### [DIRECTIONS]
Take from the listing each line that has the string "الفنى".

• • • •

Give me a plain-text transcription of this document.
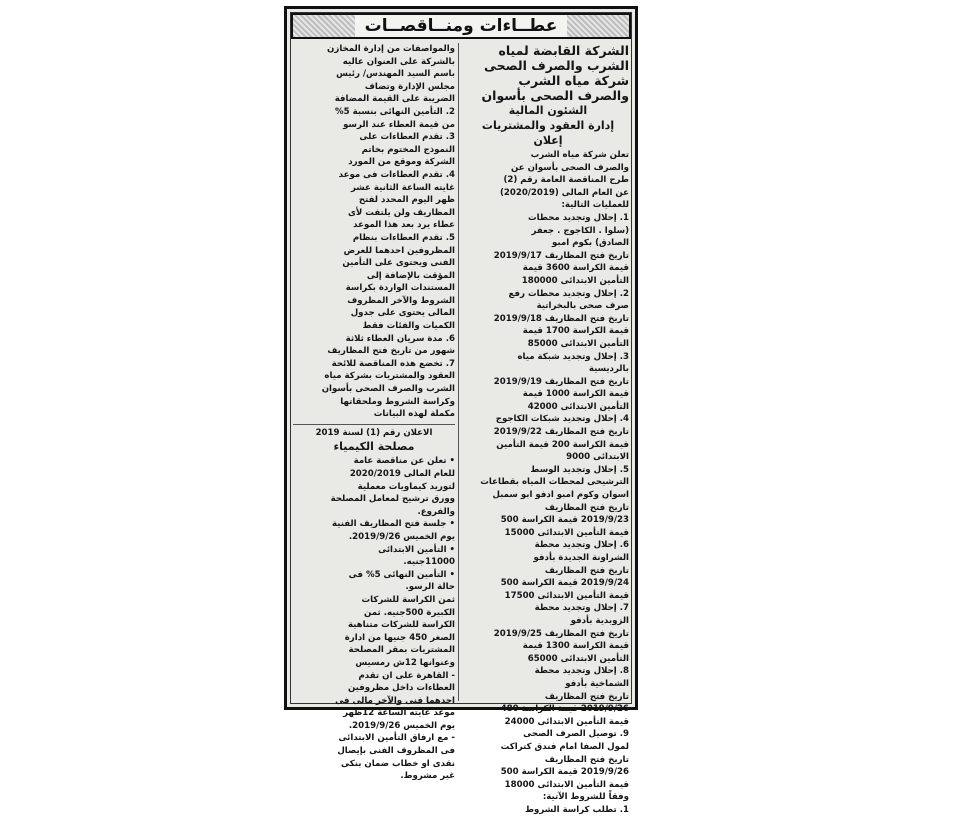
عطــاءات ومنــاقصــات
الشركة القابضة لمياه
الشرب والصرف الصحى
شركة مياه الشرب
والصرف الصحى بأسوان
الشئون المالية
إدارة العقود والمشتريات
إعلان
تعلن شركة مياه الشرب
والصرف الصحى بأسوان عن
طرح المناقصة العامة رقم (2)
عن العام المالى (2020/2019)
للعمليات التالية:
1. إحلال وتجديد محطات
(سلوا . الكاجوج . جعفر
الصادق) بكوم امبو
تاريخ فتح المظاريف 2019/9/17
قيمة الكراسة 3600 قيمة
التأمين الابتدائى 180000
2. إحلال وتجديد محطات رفع
صرف صحى بالبخراتية
تاريخ فتح المظاريف 2019/9/18
قيمة الكراسة 1700 قيمة
التأمين الابتدائى 85000
3. إحلال وتجديد شبكة مياه
بالرديسية
تاريخ فتح المظاريف 2019/9/19
قيمة الكراسة 1000 قيمة
التأمين الابتدائى 42000
4. إحلال وتجديد شبكات الكاجوج
تاريخ فتح المظاريف 2019/9/22
قيمة الكراسة 200 قيمة التأمين
الابتدائى 9000
5. إحلال وتجديد الوسط
الترشيحى لمحطات المياه بقطاعات
اسوان وكوم امبو ادفو ابو سمبل
تاريخ فتح المظاريف
2019/9/23 قيمة الكراسة 500
قيمة التأمين الابتدائى 15000
6. إحلال وتجديد محطة
الشراونة الجديدة بأدفو
تاريخ فتح المظاريف
2019/9/24 قيمة الكراسة 500
قيمة التأمين الابتدائى 17500
7. إحلال وتجديد محطة
الزوبدية بأدفو
تاريخ فتح المظاريف 2019/9/25
قيمة الكراسة 1300 قيمة
التأمين الابتدائى 65000
8. إحلال وتجديد محطة
الشماخية بأدفو
تاريخ فتح المظاريف
2019/9/26 قيمة الكراسة 480
قيمة التأمين الابتدائى 24000
9. توصيل الصرف الصحى
لمول الصفا امام فندق كتراكت
تاريخ فتح المظاريف
2019/9/26 قيمة الكراسة 500
قيمة التأمين الابتدائى 18000
وفقاً للشروط الآتية:
1. تطلب كراسة الشروط
والمواصفات من إدارة المخازن
بالشركة على العنوان عاليه
باسم السيد المهندس/ رئيس
مجلس الإدارة وتضاف
الضريبة على القيمة المضافة
2. التأمين النهائى بنسبة 5%
من قيمة العطاء عند الرسو
3. تقدم العطاءات على
النموذج المختوم بخاتم
الشركة وموقع من المورد
4. تقدم العطاءات فى موعد
غايته الساعة الثانية عشر
ظهر اليوم المحدد لفتح
المظاريف ولن يلتفت لأى
عطاء يرد بعد هذا الموعد
5. تقدم العطاءات بنظام
المظروفين احدهما للعرض
الفنى ويحتوى على التأمين
المؤقت بالإضافة إلى
المستندات الواردة بكراسة
الشروط والآخر المظروف
المالى يحتوى على جدول
الكميات والفئات فقط
6. مدة سريان العطاء ثلاثة
شهور من تاريخ فتح المظاريف
7. تخضع هذه المناقصة للائحة
العقود والمشتريات بشركة مياه
الشرب والصرف الصحى بأسوان
وكراسة الشروط وملحقاتها
مكملة لهذه البيانات
الاعلان رقم (1) لسنة 2019
مصلحة الكيمياء
• تعلن عن مناقصة عامة
للعام المالى 2020/2019
لتوريد كيماويات معملية
وورق ترشيح لمعامل المصلحة
والفروع.
• جلسة فتح المظاريف الفنية
يوم الخميس 2019/9/26.
• التأمين الابتدائى
11000جنيه.
• التأمين النهائى 5% فى
حالة الرسو.
ثمن الكراسة للشركات
الكبيرة 500جنيه. ثمن
الكراسة للشركات متناهية
الصغر 450 جنيها من ادارة
المشتريات بمقر المصلحة
وعنوانها 12ش رمسيس
- القاهرة على ان تقدم
العطاءات داخل مظروفين
احدهما فنى والآخر مالى فى
موعد غايته الساعة 12ظهر
يوم الخميس 2019/9/26.
- مع ارفاق التأمين الابتدائى
فى المظروف الفنى بإيصال
نقدى او خطاب ضمان بنكى
غير مشروط.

• • • •

### [WRITTEN RESPONSE]
الفنى ويحتوى على التأمين
فى المظروف الفنى بإيصال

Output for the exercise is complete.